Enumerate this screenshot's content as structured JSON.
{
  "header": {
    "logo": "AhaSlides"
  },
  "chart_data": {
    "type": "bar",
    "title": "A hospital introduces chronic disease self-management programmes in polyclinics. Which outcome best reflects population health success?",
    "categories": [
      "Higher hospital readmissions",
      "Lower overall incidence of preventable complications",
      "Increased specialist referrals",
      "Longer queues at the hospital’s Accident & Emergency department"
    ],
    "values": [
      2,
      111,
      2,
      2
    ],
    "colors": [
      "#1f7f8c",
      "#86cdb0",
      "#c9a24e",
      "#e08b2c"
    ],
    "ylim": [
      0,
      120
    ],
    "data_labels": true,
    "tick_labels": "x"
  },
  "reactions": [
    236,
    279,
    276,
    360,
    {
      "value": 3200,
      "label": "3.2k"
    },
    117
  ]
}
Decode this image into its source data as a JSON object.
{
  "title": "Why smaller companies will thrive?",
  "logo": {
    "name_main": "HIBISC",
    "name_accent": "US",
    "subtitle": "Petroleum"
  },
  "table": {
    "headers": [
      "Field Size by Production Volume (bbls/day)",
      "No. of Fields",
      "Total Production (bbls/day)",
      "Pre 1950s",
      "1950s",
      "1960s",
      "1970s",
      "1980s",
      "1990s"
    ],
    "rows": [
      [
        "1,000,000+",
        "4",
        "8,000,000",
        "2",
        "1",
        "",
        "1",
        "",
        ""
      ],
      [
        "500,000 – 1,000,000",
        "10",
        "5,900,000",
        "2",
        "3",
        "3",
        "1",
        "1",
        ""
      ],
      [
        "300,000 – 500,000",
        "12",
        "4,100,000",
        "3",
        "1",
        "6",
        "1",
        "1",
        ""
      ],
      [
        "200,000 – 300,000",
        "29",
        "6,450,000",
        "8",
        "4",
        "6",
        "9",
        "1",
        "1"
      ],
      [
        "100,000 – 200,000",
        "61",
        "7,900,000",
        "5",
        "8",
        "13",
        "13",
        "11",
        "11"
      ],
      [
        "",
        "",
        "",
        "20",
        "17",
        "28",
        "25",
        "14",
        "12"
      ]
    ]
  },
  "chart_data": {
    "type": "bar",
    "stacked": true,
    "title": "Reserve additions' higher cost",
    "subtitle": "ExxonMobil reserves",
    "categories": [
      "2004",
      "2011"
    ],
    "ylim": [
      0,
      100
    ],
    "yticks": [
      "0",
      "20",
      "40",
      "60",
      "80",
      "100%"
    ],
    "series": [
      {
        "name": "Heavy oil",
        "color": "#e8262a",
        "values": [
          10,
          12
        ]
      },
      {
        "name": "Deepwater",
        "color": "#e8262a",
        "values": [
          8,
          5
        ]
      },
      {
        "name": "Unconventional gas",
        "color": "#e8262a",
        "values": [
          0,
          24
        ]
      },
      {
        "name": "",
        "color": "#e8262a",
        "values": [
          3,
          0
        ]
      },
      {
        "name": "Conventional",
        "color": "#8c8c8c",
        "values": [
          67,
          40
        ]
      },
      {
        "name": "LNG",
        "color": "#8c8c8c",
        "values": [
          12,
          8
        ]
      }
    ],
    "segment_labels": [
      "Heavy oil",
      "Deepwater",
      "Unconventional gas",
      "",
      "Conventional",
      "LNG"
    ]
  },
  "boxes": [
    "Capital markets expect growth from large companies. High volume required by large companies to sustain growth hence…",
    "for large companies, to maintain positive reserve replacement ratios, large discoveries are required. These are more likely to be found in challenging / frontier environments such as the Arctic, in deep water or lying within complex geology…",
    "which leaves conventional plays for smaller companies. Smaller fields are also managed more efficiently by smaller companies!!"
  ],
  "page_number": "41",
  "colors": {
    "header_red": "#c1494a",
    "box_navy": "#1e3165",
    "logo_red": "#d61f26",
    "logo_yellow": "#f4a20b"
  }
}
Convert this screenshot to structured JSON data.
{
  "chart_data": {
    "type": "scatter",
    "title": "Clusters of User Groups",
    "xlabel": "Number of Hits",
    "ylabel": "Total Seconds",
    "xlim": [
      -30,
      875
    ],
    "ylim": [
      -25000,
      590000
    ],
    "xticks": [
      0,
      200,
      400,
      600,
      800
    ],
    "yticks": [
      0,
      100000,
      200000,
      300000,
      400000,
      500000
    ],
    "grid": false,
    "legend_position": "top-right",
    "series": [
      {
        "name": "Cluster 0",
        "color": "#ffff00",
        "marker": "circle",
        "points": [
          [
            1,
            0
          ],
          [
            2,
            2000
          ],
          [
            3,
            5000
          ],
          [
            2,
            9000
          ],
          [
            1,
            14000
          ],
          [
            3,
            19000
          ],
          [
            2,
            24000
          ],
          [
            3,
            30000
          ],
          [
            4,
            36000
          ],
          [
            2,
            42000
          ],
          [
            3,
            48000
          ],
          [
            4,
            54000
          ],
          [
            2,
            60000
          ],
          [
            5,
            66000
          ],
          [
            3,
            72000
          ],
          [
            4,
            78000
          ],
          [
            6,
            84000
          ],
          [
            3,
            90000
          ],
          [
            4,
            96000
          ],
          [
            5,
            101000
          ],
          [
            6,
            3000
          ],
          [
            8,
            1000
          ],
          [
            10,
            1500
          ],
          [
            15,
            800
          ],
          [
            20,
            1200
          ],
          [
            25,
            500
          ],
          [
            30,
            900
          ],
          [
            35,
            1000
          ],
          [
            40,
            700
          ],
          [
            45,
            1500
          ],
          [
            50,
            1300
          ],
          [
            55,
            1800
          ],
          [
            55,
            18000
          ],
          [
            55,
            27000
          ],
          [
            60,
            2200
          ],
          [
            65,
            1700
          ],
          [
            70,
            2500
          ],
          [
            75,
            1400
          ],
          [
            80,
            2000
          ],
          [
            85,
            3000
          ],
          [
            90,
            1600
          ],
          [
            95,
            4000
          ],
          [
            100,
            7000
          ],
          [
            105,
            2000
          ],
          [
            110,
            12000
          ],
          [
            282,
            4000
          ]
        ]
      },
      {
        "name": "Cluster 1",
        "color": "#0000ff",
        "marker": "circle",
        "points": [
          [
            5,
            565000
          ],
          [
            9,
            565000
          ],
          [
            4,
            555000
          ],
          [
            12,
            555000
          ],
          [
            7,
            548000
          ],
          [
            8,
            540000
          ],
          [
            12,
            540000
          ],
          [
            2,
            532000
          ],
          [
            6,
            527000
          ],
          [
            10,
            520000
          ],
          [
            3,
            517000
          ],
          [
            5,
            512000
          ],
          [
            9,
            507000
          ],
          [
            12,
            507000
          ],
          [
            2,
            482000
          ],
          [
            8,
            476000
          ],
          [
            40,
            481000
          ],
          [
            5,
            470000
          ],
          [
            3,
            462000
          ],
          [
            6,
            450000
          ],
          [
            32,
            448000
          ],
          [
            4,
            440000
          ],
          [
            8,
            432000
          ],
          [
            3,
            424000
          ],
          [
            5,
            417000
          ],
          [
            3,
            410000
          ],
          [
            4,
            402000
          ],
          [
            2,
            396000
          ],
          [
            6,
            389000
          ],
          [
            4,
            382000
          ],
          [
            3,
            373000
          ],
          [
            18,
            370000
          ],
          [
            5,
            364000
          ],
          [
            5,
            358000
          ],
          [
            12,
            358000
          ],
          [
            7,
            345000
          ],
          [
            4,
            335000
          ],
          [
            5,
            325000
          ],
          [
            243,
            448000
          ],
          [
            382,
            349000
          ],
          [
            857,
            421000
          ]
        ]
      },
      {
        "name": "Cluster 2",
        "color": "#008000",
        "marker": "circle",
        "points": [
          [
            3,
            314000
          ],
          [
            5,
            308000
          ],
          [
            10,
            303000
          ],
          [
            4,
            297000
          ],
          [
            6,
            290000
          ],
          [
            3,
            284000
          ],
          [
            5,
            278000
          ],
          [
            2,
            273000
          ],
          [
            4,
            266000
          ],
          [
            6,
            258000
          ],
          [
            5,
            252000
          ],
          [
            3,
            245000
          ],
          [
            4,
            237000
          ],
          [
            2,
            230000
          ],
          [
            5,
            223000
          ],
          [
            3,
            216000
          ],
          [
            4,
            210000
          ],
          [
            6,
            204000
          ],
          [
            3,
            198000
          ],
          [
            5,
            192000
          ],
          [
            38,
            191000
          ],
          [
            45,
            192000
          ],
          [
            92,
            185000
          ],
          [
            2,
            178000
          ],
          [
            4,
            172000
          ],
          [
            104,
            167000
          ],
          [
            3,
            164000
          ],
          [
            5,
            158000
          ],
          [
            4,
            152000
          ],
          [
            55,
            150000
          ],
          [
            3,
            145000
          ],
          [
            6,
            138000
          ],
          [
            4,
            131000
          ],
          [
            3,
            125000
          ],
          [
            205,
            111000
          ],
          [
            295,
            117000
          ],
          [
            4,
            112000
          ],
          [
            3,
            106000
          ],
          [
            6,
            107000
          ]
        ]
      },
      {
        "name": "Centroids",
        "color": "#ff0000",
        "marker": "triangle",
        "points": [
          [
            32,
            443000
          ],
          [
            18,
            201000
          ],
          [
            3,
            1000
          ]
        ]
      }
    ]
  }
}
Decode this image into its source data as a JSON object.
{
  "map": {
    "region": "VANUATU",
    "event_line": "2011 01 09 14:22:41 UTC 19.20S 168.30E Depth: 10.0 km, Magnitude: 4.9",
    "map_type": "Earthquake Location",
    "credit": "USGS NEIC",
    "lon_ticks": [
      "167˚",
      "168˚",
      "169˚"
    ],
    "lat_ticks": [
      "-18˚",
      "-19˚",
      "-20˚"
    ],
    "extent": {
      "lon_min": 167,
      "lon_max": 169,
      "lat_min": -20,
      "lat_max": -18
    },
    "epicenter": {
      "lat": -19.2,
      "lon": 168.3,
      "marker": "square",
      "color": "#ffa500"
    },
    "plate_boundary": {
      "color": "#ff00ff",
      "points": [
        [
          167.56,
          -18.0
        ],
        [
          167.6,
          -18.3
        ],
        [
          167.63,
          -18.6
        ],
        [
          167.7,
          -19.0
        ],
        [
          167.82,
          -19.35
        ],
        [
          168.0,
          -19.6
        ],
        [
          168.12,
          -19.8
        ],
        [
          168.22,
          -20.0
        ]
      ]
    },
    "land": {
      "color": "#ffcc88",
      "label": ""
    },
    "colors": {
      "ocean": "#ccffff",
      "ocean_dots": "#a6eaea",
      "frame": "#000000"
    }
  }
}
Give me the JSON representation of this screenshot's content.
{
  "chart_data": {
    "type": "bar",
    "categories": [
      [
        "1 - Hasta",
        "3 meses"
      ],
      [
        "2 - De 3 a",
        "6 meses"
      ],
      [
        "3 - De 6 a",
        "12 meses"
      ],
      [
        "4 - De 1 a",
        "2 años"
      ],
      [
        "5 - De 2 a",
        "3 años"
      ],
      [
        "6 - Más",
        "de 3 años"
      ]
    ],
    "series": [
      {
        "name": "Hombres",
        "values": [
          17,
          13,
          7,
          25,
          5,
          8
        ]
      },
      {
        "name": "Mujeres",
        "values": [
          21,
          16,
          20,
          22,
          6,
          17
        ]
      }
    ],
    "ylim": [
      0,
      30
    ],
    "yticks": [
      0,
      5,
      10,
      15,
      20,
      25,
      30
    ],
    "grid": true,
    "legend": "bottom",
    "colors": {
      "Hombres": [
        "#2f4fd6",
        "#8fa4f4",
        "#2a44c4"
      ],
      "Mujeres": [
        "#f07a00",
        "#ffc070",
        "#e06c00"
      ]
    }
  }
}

========================================

In the entries above, identify each line that includes the string "bbls", then copy it.

#### [SOLVED PROBLEM]
      "Field Size by Production Volume (bbls/day)",
      "Total Production (bbls/day)",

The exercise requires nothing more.